— Start of MATERIAL SUPPLIED —
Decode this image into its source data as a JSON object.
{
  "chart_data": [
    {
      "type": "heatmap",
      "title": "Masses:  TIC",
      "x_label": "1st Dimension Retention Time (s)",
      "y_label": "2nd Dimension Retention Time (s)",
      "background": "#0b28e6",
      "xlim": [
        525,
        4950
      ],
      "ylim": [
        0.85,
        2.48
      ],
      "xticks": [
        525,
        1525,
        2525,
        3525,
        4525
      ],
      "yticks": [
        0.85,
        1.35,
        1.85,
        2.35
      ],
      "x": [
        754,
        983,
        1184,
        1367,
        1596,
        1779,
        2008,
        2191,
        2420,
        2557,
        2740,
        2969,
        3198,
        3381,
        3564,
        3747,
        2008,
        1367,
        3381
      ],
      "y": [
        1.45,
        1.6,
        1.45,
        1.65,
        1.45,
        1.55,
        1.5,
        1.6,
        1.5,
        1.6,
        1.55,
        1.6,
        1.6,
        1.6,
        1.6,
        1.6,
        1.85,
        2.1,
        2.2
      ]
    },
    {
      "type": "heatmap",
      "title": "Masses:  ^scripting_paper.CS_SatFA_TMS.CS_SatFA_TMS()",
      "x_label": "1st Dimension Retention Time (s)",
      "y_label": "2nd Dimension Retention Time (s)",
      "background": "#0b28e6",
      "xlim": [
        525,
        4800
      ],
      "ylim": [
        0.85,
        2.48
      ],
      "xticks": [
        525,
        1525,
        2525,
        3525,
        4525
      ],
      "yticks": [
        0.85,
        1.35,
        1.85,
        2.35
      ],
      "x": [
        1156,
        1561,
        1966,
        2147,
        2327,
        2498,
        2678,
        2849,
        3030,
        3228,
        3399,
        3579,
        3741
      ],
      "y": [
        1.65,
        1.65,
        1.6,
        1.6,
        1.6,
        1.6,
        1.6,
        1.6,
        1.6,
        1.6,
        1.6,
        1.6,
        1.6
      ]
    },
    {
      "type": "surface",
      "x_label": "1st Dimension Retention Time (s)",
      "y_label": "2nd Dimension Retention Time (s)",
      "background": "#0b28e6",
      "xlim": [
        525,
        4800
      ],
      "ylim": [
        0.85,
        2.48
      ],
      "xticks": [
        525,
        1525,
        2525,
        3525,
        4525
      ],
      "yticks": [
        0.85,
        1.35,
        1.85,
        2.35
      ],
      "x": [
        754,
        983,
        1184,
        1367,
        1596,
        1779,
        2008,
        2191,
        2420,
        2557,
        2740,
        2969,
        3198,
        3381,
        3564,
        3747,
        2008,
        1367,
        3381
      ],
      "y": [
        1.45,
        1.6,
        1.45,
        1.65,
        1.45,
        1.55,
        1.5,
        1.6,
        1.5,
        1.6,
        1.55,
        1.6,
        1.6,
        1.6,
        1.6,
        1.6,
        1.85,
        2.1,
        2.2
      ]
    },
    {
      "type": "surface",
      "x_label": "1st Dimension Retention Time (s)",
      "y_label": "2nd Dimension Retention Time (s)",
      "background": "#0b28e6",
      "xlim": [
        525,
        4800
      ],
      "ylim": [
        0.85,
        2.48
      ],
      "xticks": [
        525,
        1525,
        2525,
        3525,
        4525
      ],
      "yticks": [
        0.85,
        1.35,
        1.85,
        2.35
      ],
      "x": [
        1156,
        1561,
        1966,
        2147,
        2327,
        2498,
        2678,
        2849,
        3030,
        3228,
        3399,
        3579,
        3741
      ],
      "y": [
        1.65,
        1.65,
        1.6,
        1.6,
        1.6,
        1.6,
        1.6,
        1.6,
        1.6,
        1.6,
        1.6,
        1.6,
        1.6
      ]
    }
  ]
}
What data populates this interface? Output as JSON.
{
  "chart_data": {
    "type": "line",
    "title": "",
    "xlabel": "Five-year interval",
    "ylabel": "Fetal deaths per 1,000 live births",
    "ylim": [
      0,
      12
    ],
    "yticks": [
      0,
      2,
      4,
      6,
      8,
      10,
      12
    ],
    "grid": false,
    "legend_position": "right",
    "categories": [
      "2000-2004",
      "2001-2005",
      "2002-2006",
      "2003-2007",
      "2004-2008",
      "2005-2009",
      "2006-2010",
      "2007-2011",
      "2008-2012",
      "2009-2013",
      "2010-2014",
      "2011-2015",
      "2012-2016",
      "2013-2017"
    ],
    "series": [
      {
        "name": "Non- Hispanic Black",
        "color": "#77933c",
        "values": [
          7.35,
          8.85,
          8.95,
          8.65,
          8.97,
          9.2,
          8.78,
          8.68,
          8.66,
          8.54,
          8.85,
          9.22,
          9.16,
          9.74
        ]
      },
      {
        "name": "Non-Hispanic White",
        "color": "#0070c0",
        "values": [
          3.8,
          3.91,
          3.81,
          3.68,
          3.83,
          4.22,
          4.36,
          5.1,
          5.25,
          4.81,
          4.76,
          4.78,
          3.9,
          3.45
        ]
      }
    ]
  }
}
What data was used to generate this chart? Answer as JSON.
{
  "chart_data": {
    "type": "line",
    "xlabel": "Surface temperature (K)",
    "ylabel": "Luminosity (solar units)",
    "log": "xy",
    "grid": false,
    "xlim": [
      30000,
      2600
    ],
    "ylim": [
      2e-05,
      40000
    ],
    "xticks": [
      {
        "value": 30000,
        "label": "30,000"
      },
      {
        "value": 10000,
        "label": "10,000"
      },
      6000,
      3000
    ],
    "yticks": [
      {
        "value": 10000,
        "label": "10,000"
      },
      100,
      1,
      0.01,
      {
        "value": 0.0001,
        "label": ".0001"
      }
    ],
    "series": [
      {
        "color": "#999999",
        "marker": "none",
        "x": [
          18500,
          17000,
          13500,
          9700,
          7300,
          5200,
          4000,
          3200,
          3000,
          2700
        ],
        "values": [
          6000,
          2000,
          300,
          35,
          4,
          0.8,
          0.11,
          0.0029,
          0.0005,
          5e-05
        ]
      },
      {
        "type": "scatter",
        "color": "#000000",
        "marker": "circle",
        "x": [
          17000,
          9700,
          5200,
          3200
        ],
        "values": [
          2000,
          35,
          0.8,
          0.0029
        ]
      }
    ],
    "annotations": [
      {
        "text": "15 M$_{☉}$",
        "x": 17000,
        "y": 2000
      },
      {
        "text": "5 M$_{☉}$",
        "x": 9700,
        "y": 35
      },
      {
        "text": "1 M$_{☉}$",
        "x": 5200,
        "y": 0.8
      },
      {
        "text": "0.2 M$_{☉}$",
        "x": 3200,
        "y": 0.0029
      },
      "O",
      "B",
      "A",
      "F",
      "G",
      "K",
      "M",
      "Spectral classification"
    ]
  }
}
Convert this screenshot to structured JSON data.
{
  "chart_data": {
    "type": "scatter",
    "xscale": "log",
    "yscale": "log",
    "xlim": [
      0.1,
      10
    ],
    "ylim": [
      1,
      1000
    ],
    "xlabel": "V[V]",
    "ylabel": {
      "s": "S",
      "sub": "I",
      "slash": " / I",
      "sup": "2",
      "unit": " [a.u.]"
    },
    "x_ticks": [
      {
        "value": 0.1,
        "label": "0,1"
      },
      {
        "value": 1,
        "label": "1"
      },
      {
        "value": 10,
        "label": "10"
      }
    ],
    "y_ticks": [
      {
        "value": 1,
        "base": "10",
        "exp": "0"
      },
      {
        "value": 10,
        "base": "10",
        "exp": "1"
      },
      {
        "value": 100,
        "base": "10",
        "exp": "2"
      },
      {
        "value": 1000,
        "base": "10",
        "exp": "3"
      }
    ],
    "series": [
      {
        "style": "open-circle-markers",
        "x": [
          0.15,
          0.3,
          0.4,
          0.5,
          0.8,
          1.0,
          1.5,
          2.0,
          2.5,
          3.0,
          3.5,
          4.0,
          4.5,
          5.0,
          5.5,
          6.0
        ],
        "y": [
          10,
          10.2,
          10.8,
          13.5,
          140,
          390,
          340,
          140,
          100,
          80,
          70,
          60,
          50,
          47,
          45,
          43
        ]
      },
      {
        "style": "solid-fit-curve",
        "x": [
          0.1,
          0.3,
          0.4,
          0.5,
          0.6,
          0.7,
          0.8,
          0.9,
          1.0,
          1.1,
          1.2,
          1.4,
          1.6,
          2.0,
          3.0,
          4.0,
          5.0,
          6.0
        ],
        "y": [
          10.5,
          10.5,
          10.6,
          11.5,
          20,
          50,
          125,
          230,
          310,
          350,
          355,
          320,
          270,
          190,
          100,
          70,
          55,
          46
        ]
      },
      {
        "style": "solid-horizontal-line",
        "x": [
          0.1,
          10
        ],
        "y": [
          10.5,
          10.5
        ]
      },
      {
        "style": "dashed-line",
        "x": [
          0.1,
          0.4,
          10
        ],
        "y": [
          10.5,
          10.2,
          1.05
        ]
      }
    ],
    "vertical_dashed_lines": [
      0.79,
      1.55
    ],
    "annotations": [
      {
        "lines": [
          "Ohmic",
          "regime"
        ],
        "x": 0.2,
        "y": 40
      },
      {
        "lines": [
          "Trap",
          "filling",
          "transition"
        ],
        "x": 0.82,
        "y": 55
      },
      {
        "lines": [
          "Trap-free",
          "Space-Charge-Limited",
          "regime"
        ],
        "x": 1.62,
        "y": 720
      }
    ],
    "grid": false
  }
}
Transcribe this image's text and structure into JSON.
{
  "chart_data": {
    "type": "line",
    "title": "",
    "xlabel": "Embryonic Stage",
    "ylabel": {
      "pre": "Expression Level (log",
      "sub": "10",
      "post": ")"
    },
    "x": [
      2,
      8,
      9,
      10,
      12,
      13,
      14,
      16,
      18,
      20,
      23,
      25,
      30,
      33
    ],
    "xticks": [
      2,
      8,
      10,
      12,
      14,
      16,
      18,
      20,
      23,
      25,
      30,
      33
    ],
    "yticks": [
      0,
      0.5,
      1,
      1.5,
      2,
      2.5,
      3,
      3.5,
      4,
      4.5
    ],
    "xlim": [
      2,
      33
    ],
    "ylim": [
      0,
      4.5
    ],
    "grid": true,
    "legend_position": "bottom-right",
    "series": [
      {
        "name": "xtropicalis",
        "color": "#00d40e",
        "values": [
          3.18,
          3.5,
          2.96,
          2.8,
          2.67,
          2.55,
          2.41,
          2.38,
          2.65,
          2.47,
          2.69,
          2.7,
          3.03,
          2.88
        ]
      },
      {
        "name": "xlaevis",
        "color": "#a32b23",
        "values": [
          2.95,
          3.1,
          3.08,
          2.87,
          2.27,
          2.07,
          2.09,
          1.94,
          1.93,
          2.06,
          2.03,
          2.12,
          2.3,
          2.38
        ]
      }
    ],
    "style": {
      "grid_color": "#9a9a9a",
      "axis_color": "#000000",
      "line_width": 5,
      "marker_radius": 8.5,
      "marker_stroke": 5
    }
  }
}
— End of MATERIAL SUPPLIED —
TASK INSTRUCTIONS -> Retype exactly, please, each line from the line that contains "Transcribe this image's" through the last line of the entries above, with nothing added.

RESULT OF THE EXERCISE ->
Transcribe this image's text and structure into JSON.
{
  "chart_data": {
    "type": "line",
    "title": "",
    "xlabel": "Embryonic Stage",
    "ylabel": {
      "pre": "Expression Level (log",
      "sub": "10",
      "post": ")"
    },
    "x": [
      2,
      8,
      9,
      10,
      12,
      13,
      14,
      16,
      18,
      20,
      23,
      25,
      30,
      33
    ],
    "xticks": [
      2,
      8,
      10,
      12,
      14,
      16,
      18,
      20,
      23,
      25,
      30,
      33
    ],
    "yticks": [
      0,
      0.5,
      1,
      1.5,
      2,
      2.5,
      3,
      3.5,
      4,
      4.5
    ],
    "xlim": [
      2,
      33
    ],
    "ylim": [
      0,
      4.5
    ],
    "grid": true,
    "legend_position": "bottom-right",
    "series": [
      {
        "name": "xtropicalis",
        "color": "#00d40e",
        "values": [
          3.18,
          3.5,
          2.96,
          2.8,
          2.67,
          2.55,
          2.41,
          2.38,
          2.65,
          2.47,
          2.69,
          2.7,
          3.03,
          2.88
        ]
      },
      {
        "name": "xlaevis",
        "color": "#a32b23",
        "values": [
          2.95,
          3.1,
          3.08,
          2.87,
          2.27,
          2.07,
          2.09,
          1.94,
          1.93,
          2.06,
          2.03,
          2.12,
          2.3,
          2.38
        ]
      }
    ],
    "style": {
      "grid_color": "#9a9a9a",
      "axis_color": "#000000",
      "line_width": 5,
      "marker_radius": 8.5,
      "marker_stroke": 5
    }
  }
}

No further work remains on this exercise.